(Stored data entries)
★ ★ ★ ★ ★ ★ ★
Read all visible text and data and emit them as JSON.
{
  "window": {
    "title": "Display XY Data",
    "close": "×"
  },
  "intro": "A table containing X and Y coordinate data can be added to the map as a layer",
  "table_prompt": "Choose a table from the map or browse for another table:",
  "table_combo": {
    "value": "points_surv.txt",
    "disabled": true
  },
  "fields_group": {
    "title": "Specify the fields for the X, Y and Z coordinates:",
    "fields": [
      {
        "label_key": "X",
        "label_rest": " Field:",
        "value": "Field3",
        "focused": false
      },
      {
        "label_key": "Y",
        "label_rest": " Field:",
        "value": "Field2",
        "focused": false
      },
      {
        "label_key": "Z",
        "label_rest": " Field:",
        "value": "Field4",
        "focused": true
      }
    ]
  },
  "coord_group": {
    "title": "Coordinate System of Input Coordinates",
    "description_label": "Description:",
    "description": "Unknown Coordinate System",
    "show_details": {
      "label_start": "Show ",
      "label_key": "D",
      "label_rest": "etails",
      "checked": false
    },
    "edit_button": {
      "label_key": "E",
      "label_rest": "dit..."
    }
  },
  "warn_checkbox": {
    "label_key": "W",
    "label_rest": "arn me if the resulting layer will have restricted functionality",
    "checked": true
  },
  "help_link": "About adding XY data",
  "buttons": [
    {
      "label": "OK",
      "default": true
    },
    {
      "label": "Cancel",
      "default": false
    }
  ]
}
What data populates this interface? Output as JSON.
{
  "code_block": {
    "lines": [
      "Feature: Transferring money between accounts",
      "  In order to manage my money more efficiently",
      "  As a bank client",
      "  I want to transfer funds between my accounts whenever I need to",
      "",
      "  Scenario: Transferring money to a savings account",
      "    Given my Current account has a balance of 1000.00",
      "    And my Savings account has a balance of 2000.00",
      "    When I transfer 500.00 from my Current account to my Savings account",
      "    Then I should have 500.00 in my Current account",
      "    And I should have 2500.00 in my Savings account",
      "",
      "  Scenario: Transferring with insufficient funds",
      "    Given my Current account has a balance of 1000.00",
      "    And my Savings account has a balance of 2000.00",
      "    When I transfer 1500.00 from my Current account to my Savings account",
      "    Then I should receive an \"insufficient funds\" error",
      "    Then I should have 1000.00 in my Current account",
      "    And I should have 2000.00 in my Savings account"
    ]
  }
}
★ ★ ★ ★ ★ ★ ★
**TASK TO CARRY OUT**
Extract all the entries word for word.

**TASK RESULT**
Read all visible text and data and emit them as JSON.
{
  "window": {
    "title": "Display XY Data",
    "close": "×"
  },
  "intro": "A table containing X and Y coordinate data can be added to the map as a layer",
  "table_prompt": "Choose a table from the map or browse for another table:",
  "table_combo": {
    "value": "points_surv.txt",
    "disabled": true
  },
  "fields_group": {
    "title": "Specify the fields for the X, Y and Z coordinates:",
    "fields": [
      {
        "label_key": "X",
        "label_rest": " Field:",
        "value": "Field3",
        "focused": false
      },
      {
        "label_key": "Y",
        "label_rest": " Field:",
        "value": "Field2",
        "focused": false
      },
      {
        "label_key": "Z",
        "label_rest": " Field:",
        "value": "Field4",
        "focused": true
      }
    ]
  },
  "coord_group": {
    "title": "Coordinate System of Input Coordinates",
    "description_label": "Description:",
    "description": "Unknown Coordinate System",
    "show_details": {
      "label_start": "Show ",
      "label_key": "D",
      "label_rest": "etails",
      "checked": false
    },
    "edit_button": {
      "label_key": "E",
      "label_rest": "dit..."
    }
  },
  "warn_checkbox": {
    "label_key": "W",
    "label_rest": "arn me if the resulting layer will have restricted functionality",
    "checked": true
  },
  "help_link": "About adding XY data",
  "buttons": [
    {
      "label": "OK",
      "default": true
    },
    {
      "label": "Cancel",
      "default": false
    }
  ]
}
What data populates this interface? Output as JSON.
{
  "code_block": {
    "lines": [
      "Feature: Transferring money between accounts",
      "  In order to manage my money more efficiently",
      "  As a bank client",
      "  I want to transfer funds between my accounts whenever I need to",
      "",
      "  Scenario: Transferring money to a savings account",
      "    Given my Current account has a balance of 1000.00",
      "    And my Savings account has a balance of 2000.00",
      "    When I transfer 500.00 from my Current account to my Savings account",
      "    Then I should have 500.00 in my Current account",
      "    And I should have 2500.00 in my Savings account",
      "",
      "  Scenario: Transferring with insufficient funds",
      "    Given my Current account has a balance of 1000.00",
      "    And my Savings account has a balance of 2000.00",
      "    When I transfer 1500.00 from my Current account to my Savings account",
      "    Then I should receive an \"insufficient funds\" error",
      "    Then I should have 1000.00 in my Current account",
      "    And I should have 2000.00 in my Savings account"
    ]
  }
}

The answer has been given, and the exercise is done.